分析対象テキスト:
◇ ◇ ◇ ◇ ◇ ◇ ◇

引き出し導体17aは、図2に示すように、非磁性体層22bのz軸方向の正方向側の面に設けられている。また、引き出し導体17aは、z軸方向から平面視したときに、コイル導体16aの内側の端部と重なる位置から電子部品10の側面S2まで引き出されている。より詳細には、引き出し導体17aは、引き出し部19a及び接続部20aを含んでいる。引き出し部19aのx軸方向の負方向側の一端は、z軸方向から平面視したときに、コイル導体16aの内側の端部と重なっている。引き出し部19aは、x軸方向の負方向側の一端から非磁性体層22bのx軸方向の正方向側の辺近傍まで直線的に延在していると共に、y軸方向の負方向側に向けて折れ曲がっている。接続部20aは、引き出し部19aの他端に接続され、非磁性体層22bのx軸方向の正方向側の辺に引き出されている。これにより、接続部20aは、電子部品10の側面S2から、y軸方向に延在する線状に露出している。
引き出し導体17bは、図2に示すように、非磁性体層22cのz軸方向の正方向側の面に設けられている。また、引き出し導体17bは、コイル導体16aの外側の端部から電子部品10の側面S1まで引き出されている。より詳細には、引き出し導体17bは、引き出し部19b及び接続部20bを含んでいる。引き出し部19bは、コイル導体16aの外側の端部から非磁性体層22cのx軸方向の負方向側の辺近傍まで直線的に延在していると共に、y軸方向の負方向側に向かって折れ曲がっている。接続部20bは、引き出し部19bの端部に接続され、非磁性体層22cのx軸方向の負方向側の辺に引き出されている。これにより、接続部20bは、電子部品10の側面S1から、y軸方向に延在する線状に露出している。
引き出し導体17cは、図2に示すように、非磁性体層22dのz軸方向の正方向側の面に設けられている。また、引き出し導体17cは、コイル導体16bの外側の端部から電子部品10の側面S1まで引き出されている。より詳細には、引き出し導体17cは、引き出し部19c及び接続部20cを含んでいる。引き出し部19cは、コイル導体16bの外側の端部から非磁性体層22dのx軸方向の負方向側の辺近傍まで直線的に延在していると共に、y軸方向の正方向側に向かって折れ曲がっている。接続部20cは、引き出し部19cの端部に接続され、非磁性体層22dのx軸方向の負方向側の辺に引き出されている。これにより、接続部20cは、電子部品10の側面S1から、y軸方向に延在する線状に露出している。

◇ ◇ ◇ ◇ ◇ ◇ ◇

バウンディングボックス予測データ
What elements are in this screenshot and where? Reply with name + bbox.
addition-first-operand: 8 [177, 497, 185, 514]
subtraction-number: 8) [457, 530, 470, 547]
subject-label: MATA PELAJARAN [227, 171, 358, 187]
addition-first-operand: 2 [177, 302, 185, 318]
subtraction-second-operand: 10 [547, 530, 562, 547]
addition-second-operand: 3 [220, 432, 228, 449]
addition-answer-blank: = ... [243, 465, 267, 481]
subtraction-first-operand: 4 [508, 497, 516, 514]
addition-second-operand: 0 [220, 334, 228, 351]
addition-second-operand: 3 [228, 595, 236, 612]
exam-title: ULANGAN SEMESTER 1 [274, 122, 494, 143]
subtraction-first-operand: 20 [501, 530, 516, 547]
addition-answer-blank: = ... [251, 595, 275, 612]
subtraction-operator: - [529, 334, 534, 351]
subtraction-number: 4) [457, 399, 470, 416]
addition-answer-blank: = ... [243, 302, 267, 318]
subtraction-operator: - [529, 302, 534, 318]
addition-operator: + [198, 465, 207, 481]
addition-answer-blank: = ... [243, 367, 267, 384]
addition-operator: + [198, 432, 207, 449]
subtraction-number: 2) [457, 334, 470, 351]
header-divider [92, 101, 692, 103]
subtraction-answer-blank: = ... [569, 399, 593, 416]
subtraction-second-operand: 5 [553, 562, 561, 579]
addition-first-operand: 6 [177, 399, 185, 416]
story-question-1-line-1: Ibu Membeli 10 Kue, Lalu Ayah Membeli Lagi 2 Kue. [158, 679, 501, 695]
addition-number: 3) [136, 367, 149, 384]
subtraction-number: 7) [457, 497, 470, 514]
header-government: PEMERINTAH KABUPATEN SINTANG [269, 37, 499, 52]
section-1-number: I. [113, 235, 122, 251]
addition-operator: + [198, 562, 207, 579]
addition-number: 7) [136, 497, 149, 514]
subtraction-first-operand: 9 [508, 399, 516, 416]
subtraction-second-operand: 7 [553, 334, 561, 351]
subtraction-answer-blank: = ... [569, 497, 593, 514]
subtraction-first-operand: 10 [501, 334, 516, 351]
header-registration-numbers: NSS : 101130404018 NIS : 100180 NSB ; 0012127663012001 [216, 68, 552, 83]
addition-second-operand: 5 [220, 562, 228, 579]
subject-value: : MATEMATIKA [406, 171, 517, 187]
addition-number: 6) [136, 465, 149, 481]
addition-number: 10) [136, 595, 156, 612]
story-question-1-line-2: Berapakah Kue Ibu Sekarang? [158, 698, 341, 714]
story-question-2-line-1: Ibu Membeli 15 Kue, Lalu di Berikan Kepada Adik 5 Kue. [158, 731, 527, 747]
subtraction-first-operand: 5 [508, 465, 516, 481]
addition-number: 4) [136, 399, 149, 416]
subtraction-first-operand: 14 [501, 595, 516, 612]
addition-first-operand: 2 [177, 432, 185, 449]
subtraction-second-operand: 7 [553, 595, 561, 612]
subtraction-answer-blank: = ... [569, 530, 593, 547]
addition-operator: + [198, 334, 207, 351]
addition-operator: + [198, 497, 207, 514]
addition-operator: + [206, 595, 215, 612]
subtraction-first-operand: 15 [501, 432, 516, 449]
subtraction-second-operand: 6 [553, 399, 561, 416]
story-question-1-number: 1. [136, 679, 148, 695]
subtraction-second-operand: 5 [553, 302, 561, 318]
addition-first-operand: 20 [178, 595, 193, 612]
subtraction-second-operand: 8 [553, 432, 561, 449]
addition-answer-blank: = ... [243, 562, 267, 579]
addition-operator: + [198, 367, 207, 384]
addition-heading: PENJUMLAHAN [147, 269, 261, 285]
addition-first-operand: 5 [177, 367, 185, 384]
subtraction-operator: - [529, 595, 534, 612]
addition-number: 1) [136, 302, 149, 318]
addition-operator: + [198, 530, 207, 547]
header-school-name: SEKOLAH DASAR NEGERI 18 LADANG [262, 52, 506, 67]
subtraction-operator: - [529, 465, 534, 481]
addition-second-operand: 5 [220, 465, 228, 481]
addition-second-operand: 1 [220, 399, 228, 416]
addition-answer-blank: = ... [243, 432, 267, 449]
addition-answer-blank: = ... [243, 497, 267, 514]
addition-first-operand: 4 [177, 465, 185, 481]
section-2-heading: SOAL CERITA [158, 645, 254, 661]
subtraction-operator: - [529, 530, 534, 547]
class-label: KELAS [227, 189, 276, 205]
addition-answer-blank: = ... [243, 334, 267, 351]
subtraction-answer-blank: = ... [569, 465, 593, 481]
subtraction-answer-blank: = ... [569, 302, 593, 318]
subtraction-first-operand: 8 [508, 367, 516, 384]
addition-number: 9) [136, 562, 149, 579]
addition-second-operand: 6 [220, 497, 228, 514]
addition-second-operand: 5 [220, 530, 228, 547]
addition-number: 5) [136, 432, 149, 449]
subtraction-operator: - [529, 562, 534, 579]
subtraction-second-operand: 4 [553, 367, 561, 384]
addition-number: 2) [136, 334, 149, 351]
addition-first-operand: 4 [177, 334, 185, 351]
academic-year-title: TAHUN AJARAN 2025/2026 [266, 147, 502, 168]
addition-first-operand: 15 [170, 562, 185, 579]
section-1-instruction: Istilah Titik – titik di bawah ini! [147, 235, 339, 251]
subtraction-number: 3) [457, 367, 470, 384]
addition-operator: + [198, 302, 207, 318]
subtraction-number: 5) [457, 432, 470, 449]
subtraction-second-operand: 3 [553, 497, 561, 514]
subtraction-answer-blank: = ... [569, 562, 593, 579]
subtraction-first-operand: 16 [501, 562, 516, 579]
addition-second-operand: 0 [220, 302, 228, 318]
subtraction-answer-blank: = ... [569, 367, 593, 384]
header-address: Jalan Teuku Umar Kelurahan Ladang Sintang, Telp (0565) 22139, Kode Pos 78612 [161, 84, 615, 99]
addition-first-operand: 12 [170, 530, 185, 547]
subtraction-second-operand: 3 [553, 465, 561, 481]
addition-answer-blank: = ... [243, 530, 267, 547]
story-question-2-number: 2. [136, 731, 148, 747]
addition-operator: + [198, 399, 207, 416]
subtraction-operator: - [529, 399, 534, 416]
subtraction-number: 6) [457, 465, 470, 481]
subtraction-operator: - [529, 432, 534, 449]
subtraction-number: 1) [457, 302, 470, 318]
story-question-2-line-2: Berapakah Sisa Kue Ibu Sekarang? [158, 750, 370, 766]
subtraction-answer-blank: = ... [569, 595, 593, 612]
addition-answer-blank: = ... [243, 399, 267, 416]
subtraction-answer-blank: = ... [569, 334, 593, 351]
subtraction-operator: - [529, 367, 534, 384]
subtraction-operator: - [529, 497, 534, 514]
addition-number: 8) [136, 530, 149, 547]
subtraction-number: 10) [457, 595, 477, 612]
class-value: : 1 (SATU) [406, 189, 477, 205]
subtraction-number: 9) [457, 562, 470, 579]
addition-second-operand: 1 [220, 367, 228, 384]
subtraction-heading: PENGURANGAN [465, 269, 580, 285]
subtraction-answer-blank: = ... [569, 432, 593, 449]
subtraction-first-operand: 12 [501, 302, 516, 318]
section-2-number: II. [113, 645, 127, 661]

◇ ◇ ◇ ◇ ◇ ◇ ◇

課題項目 1: 引き出し導体に関する説明文によると、引き出し部19cは非磁性体層22dのx軸方向の負方向側の辺近傍まで直線的に延びたあと、どちらに向かって折れ曲がっていますか？
課題項目 2: 引き出し導体に関する説明文を、最後の文の続きから書き継いでください。

解答欄 1: y軸方向の正方向側に向かって折れ曲がっています。

解答欄 2:
引き出し導体17dは、図2に示すように、非磁性体層22eのz軸方向の正方向側の面に設けられている。また、引き出し導体17dは、z軸方向から平面視したときに、コイル導体16bの内側の端部と重なる位置から電子部品10の側面S2まで引き出されている。より詳細には、引き出し導体17dは、引き出し部19d及び接続部20dを含んでいる。引き出し部19dのx軸方向の負方向側の一端は、z軸方向から平面視したときに、コイル導体16bの内側の端部と重なっている。引き出し部19dは、x軸方向の負方向側の一端から非磁性体層22eのx軸方向の正方向側の辺近傍まで直線的に延在していると共に、y軸方向の正方向側に向けて折れ曲がっている。接続部20dは、引き出し部19dの他端に接続され、非磁性体層22eのx軸方向の正方向側の辺に引き出されている。これにより、接続部20dは、電子部品10の側面S2から、y軸方向に延在する線状に露出している。
ビアホール導体v1は、図2に示すように、非磁性体層22bをz軸方向に貫通しており、コイル導体16aの内側の端部と引き出し導体17aの引き出し部19aのx軸方向の負方向側の一端とを接続している。ビアホール導体v2は、図2に示すように、非磁性体層22dをz軸方向に貫通しており、コイル導体16bの内側の端部と引き出し導体17dの引き出し部19dのx軸方向の負方向側の一端とを接続している。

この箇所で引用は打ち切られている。